BRIEF:
Below are some records. Pull every line that contains the word "التعليم".
━━━━━ EXERCISE MATERIAL ━━━━━
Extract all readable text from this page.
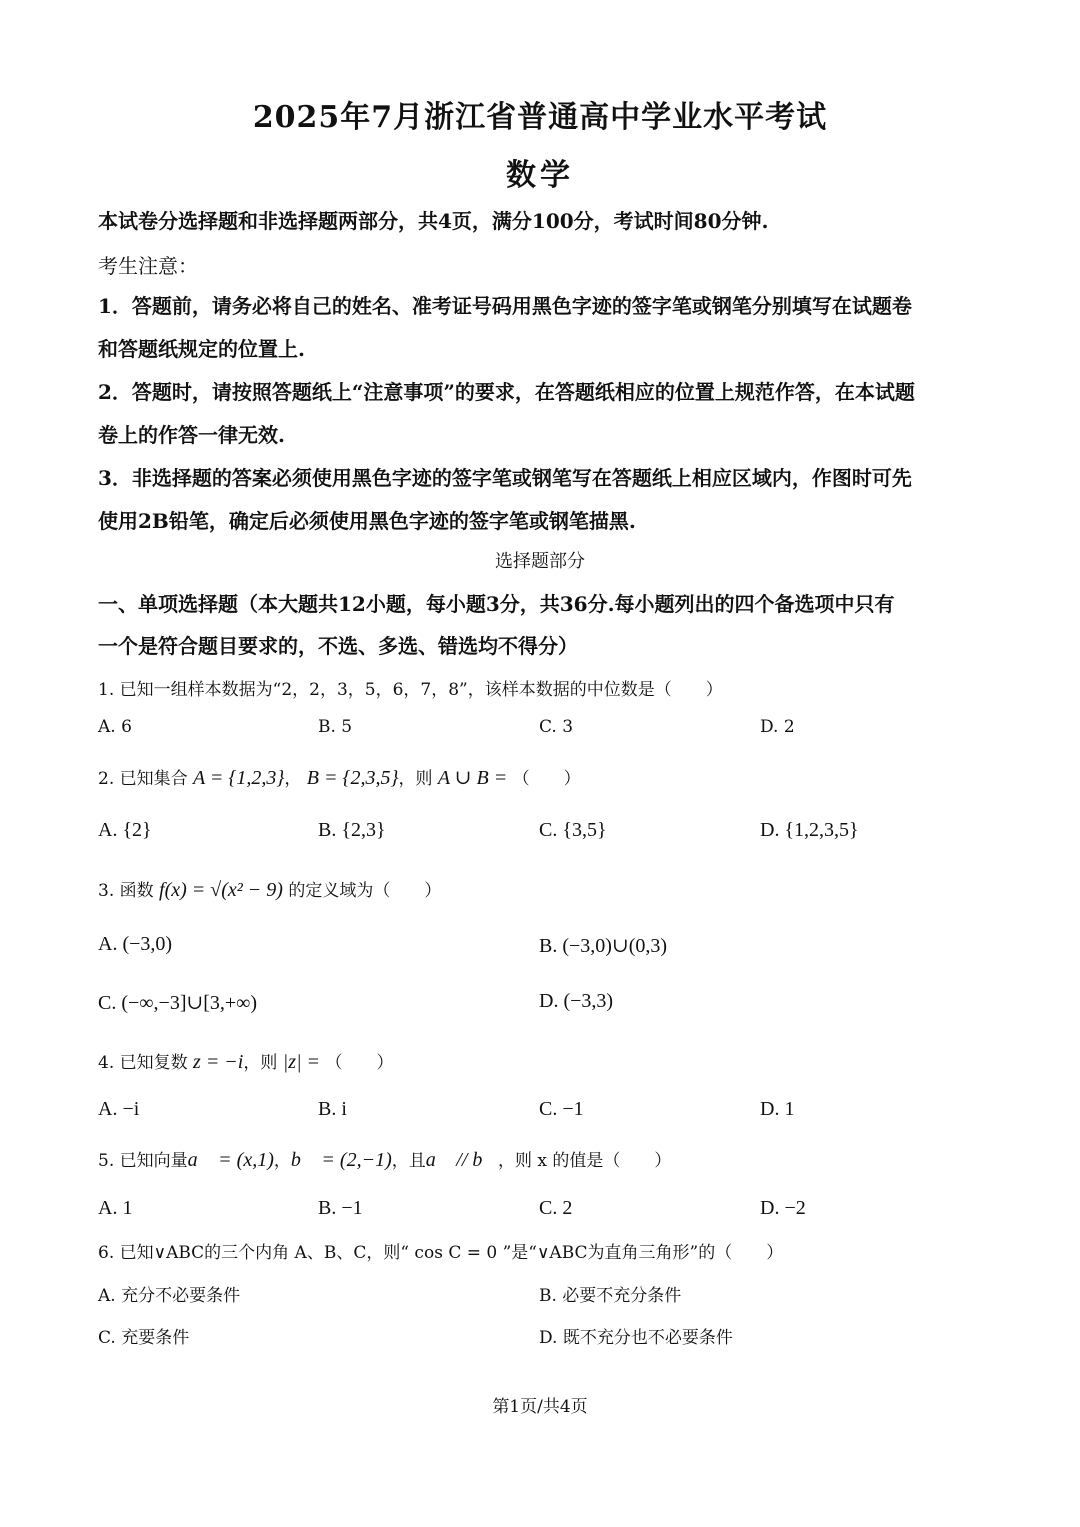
2025年7月浙江省普通高中学业水平考试
数学
本试卷分选择题和非选择题两部分，共4页，满分100分，考试时间80分钟.
考生注意：
1．答题前，请务必将自己的姓名、准考证号码用黑色字迹的签字笔或钢笔分别填写在试题卷
和答题纸规定的位置上.
2．答题时，请按照答题纸上“注意事项”的要求，在答题纸相应的位置上规范作答，在本试题
卷上的作答一律无效.
3．非选择题的答案必须使用黑色字迹的签字笔或钢笔写在答题纸上相应区域内，作图时可先
使用2B铅笔，确定后必须使用黑色字迹的签字笔或钢笔描黑.
选择题部分
一、单项选择题（本大题共12小题，每小题3分，共36分.每小题列出的四个备选项中只有
一个是符合题目要求的，不选、多选、错选均不得分）
1. 已知一组样本数据为“2，2，3，5，6，7，8”，该样本数据的中位数是（　　）
A. 6	B. 5	C. 3	D. 2
2. 已知集合 A = {1,2,3}， B = {2,3,5}，则 A ∪ B = （　　）
A. {2}	B. {2,3}	C. {3,5}	D. {1,2,3,5}
3. 函数 f(x) = √(x² − 9) 的定义域为（　　）
A. (−3,0)	B. (−3,0)∪(0,3)
C. (−∞,−3]∪[3,+∞)	D. (−3,3)
4. 已知复数 z = −i，则 |z| = （　　）
A. −i	B. i	C. −1	D. 1
5. 已知向量a⃗ = (x,1)，b⃗ = (2,−1)，且a⃗ // b⃗，则 x 的值是（　　）
A. 1	B. −1	C. 2	D. −2
6. 已知∨ABC的三个内角 A、B、C，则“ cos C = 0 ”是“∨ABC为直角三角形”的（　　）
A. 充分不必要条件	B. 必要不充分条件
C. 充要条件	D. 既不充分也不必要条件
第1页/共4页
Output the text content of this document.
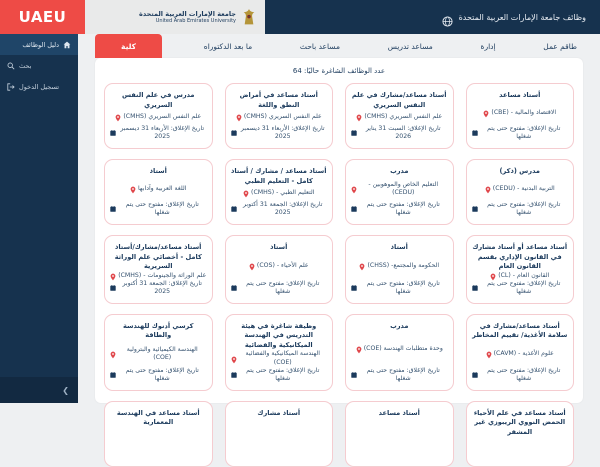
UAEU	جامعة الإمارات العربية المتحدة
United Arab Emirates University	وظائف جامعة الإمارات العربية المتحدة
دليل الوظائف
بحث
تسجيل الدخول
❮
طاقم عمل
إدارة
مساعد تدريس
مساعد باحث
ما بعد الدكتوراه
كلية
عدد الوظائف الشاغرة حاليًا: 64
أستاذ مساعد
الاقتصاد والمالية - (CBE)
تاريخ الإغلاق: مفتوح حتى يتم شغلها
أستاذ مساعد/مشارك في علم النفس السريري
علم النفس السريري (CMHS)
تاريخ الإغلاق: السبت 31 يناير 2026
أستاذ مساعد في أمراض النطق واللغة
علم النفس السريري (CMHS)
تاريخ الإغلاق: الأربعاء 31 ديسمبر 2025
مدرس في علم النفس السريري
علم النفس السريري (CMHS)
تاريخ الإغلاق: الأربعاء 31 ديسمبر 2025
مدرس (ذكر)
التربية البدنية - (CEDU)
تاريخ الإغلاق: مفتوح حتى يتم شغلها
مدرب
التعليم الخاص والموهوبين - (CEDU)
تاريخ الإغلاق: مفتوح حتى يتم شغلها
أستاذ مساعد / مشارك / أستاذ كامل - التعليم الطبي
التعليم الطبي - (CMHS)
تاريخ الإغلاق: الجمعة 31 أكتوبر 2025
أستاذ
اللغة العربية وآدابها
تاريخ الإغلاق: مفتوح حتى يتم شغلها
أستاذ مساعد أو أستاذ مشارك في القانون الإداري بقسم القانون العام
القانون العام - (CL)
تاريخ الإغلاق: مفتوح حتى يتم شغلها
أستاذ
الحكومة والمجتمع- (CHSS)
تاريخ الإغلاق: مفتوح حتى يتم شغلها
أستاذ
علم الأحياء - (COS)
تاريخ الإغلاق: مفتوح حتى يتم شغلها
أستاذ مساعد/مشارك/أستاذ كامل - أخصائي علم الوراثة السريرية
علم الوراثة والجينومات - (CMHS)
تاريخ الإغلاق: الجمعة 31 أكتوبر 2025
أستاذ مساعد/مشارك في سلامة الأغذية/ تقييم المخاطر
علوم الأغذية - (CAVM)
تاريخ الإغلاق: مفتوح حتى يتم شغلها
مدرب
وحدة متطلبات الهندسة (COE)
تاريخ الإغلاق: مفتوح حتى يتم شغلها
وظيفة شاغرة في هيئة التدريس في الهندسة الميكانيكية والفضائية
الهندسة الميكانيكية والفضائية (COE)
تاريخ الإغلاق: مفتوح حتى يتم شغلها
كرسي أدنوك للهندسة والطاقة
الهندسة الكيميائية والبترولية (COE)
تاريخ الإغلاق: مفتوح حتى يتم شغلها
أستاذ مساعد في علم الأحياء الحمض النووي الريبوزي غير المشفر
أستاذ مساعد
أستاذ مشارك
أستاذ مساعد في الهندسة المعمارية
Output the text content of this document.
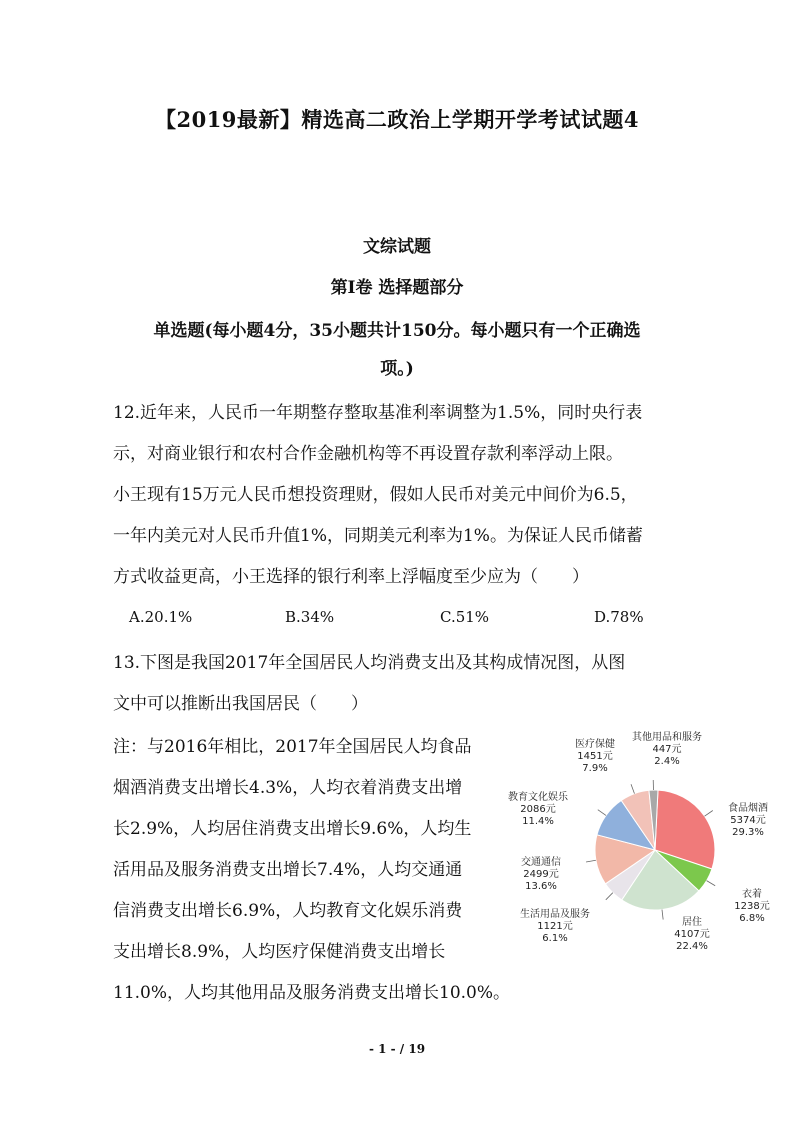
【2019最新】精选高二政治上学期开学考试试题4
文综试题
第Ⅰ卷 选择题部分
单选题(每小题4分，35小题共计150分。每小题只有一个正确选
项。)
12.近年来，人民币一年期整存整取基准利率调整为1.5%，同时央行表
示，对商业银行和农村合作金融机构等不再设置存款利率浮动上限。
小王现有15万元人民币想投资理财，假如人民币对美元中间价为6.5，
一年内美元对人民币升值1%，同期美元利率为1%。为保证人民币储蓄
方式收益更高，小王选择的银行利率上浮幅度至少应为（　　）
A.20.1%	B.34%	C.51%	D.78%
13.下图是我国2017年全国居民人均消费支出及其构成情况图，从图
文中可以推断出我国居民（　　）
注：与2016年相比，2017年全国居民人均食品
烟酒消费支出增长4.3%，人均衣着消费支出增
长2.9%，人均居住消费支出增长9.6%，人均生
活用品及服务消费支出增长7.4%，人均交通通
信消费支出增长6.9%，人均教育文化娱乐消费
支出增长8.9%，人均医疗保健消费支出增长
11.0%，人均其他用品及服务消费支出增长10.0%。
食品烟酒
5374元
29.3%
衣着
1238元
6.8%
居住
4107元
22.4%
生活用品及服务
1121元
6.1%
交通通信
2499元
13.6%
教育文化娱乐
2086元
11.4%
医疗保健
1451元
7.9%
其他用品和服务
447元
2.4%
- 1 - / 19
━━━━━
FINISHED TASK:
التعليم الخاص والموهوبين - (CEDU)
أستاذ مساعد / مشارك / أستاذ كامل - التعليم الطبي
التعليم الطبي - (CMHS)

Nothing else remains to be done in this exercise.